--- Exercise description ---
Please reproduce every one of the following items line for line, without changing a single character.

--- Data rows ---
· · · · ·

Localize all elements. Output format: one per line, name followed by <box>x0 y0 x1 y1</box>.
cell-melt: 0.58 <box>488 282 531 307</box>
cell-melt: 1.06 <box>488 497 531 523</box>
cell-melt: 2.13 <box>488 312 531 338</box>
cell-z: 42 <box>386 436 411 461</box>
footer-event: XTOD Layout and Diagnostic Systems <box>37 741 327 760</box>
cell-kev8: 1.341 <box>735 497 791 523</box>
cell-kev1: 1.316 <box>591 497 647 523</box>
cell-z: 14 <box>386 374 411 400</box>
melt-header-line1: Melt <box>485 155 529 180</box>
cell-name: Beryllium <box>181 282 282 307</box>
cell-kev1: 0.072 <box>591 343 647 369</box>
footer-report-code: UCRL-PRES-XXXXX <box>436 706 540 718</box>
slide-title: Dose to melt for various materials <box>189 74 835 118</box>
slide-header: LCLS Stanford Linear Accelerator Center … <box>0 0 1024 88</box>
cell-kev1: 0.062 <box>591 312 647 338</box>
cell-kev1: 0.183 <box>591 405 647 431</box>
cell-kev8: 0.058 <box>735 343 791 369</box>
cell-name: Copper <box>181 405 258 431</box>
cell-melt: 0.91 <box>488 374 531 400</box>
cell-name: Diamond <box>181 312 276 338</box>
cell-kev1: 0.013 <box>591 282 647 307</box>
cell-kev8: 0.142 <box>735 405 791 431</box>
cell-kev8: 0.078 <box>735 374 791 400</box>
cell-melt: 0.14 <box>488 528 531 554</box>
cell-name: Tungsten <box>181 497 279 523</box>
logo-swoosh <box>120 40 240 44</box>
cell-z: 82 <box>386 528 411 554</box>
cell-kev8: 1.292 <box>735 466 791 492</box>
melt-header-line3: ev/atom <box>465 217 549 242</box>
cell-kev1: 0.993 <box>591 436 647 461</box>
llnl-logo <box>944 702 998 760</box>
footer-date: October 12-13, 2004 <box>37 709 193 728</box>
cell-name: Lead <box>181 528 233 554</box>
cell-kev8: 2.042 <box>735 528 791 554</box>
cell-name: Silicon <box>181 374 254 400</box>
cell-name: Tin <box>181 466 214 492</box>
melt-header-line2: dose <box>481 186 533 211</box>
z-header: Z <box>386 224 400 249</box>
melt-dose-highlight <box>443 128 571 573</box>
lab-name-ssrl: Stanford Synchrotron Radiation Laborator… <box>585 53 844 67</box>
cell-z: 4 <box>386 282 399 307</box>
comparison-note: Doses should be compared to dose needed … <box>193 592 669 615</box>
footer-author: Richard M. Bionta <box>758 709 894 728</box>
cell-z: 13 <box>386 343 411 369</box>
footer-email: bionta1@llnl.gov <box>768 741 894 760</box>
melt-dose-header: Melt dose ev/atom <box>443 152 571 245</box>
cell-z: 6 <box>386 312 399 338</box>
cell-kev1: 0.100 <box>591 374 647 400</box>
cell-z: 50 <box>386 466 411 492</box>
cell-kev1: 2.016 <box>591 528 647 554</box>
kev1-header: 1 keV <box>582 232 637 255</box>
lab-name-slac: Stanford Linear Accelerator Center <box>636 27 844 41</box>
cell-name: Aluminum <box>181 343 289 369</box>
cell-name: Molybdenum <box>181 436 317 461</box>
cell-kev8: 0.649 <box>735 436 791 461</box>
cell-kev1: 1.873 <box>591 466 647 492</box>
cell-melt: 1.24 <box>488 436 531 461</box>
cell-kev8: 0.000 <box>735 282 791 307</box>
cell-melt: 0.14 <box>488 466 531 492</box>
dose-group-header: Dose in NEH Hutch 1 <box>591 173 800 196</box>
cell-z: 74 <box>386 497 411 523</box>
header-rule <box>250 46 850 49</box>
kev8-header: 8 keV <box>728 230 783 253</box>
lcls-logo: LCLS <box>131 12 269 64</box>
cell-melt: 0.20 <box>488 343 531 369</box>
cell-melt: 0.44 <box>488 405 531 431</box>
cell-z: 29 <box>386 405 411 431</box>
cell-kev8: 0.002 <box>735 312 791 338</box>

· · · · ·

--- Solution ---
Localize all elements. Output format: one per line, name followed by <box>x0 y0 x1 y1</box>.
cell-melt: 0.58 <box>488 282 531 307</box>
cell-melt: 1.06 <box>488 497 531 523</box>
cell-melt: 2.13 <box>488 312 531 338</box>
cell-z: 42 <box>386 436 411 461</box>
footer-event: XTOD Layout and Diagnostic Systems <box>37 741 327 760</box>
cell-kev8: 1.341 <box>735 497 791 523</box>
cell-kev1: 1.316 <box>591 497 647 523</box>
cell-z: 14 <box>386 374 411 400</box>
melt-header-line1: Melt <box>485 155 529 180</box>
cell-name: Beryllium <box>181 282 282 307</box>
cell-kev1: 0.072 <box>591 343 647 369</box>
footer-report-code: UCRL-PRES-XXXXX <box>436 706 540 718</box>
slide-title: Dose to melt for various materials <box>189 74 835 118</box>
slide-header: LCLS Stanford Linear Accelerator Center … <box>0 0 1024 88</box>
cell-kev1: 0.062 <box>591 312 647 338</box>
cell-kev1: 0.183 <box>591 405 647 431</box>
cell-kev8: 0.058 <box>735 343 791 369</box>
cell-name: Copper <box>181 405 258 431</box>
cell-melt: 0.91 <box>488 374 531 400</box>
cell-name: Diamond <box>181 312 276 338</box>
cell-kev1: 0.013 <box>591 282 647 307</box>
cell-kev8: 0.142 <box>735 405 791 431</box>
cell-kev8: 0.078 <box>735 374 791 400</box>
cell-melt: 0.14 <box>488 528 531 554</box>
cell-name: Tungsten <box>181 497 279 523</box>
logo-swoosh <box>120 40 240 44</box>
cell-z: 82 <box>386 528 411 554</box>
cell-kev8: 1.292 <box>735 466 791 492</box>
melt-header-line3: ev/atom <box>465 217 549 242</box>
cell-kev1: 0.993 <box>591 436 647 461</box>
llnl-logo <box>944 702 998 760</box>
footer-date: October 12-13, 2004 <box>37 709 193 728</box>
cell-name: Lead <box>181 528 233 554</box>
cell-kev8: 2.042 <box>735 528 791 554</box>
cell-name: Silicon <box>181 374 254 400</box>
cell-name: Tin <box>181 466 214 492</box>
melt-header-line2: dose <box>481 186 533 211</box>
z-header: Z <box>386 224 400 249</box>
melt-dose-highlight <box>443 128 571 573</box>
lab-name-ssrl: Stanford Synchrotron Radiation Laborator… <box>585 53 844 67</box>
cell-z: 4 <box>386 282 399 307</box>
comparison-note: Doses should be compared to dose needed … <box>193 592 669 615</box>
footer-author: Richard M. Bionta <box>758 709 894 728</box>
cell-z: 13 <box>386 343 411 369</box>
footer-email: bionta1@llnl.gov <box>768 741 894 760</box>
melt-dose-header: Melt dose ev/atom <box>443 152 571 245</box>
cell-z: 6 <box>386 312 399 338</box>
cell-kev1: 0.100 <box>591 374 647 400</box>
cell-z: 50 <box>386 466 411 492</box>
cell-kev1: 2.016 <box>591 528 647 554</box>
kev1-header: 1 keV <box>582 232 637 255</box>
lab-name-slac: Stanford Linear Accelerator Center <box>636 27 844 41</box>
cell-name: Aluminum <box>181 343 289 369</box>
cell-name: Molybdenum <box>181 436 317 461</box>
cell-kev8: 0.649 <box>735 436 791 461</box>
cell-kev1: 1.873 <box>591 466 647 492</box>
cell-melt: 1.24 <box>488 436 531 461</box>
cell-kev8: 0.000 <box>735 282 791 307</box>
cell-melt: 0.14 <box>488 466 531 492</box>
dose-group-header: Dose in NEH Hutch 1 <box>591 173 800 196</box>
cell-z: 74 <box>386 497 411 523</box>
header-rule <box>250 46 850 49</box>
kev8-header: 8 keV <box>728 230 783 253</box>
lcls-logo: LCLS <box>131 12 269 64</box>
cell-melt: 0.20 <box>488 343 531 369</box>
cell-melt: 0.44 <box>488 405 531 431</box>
cell-z: 29 <box>386 405 411 431</box>
cell-kev8: 0.002 <box>735 312 791 338</box>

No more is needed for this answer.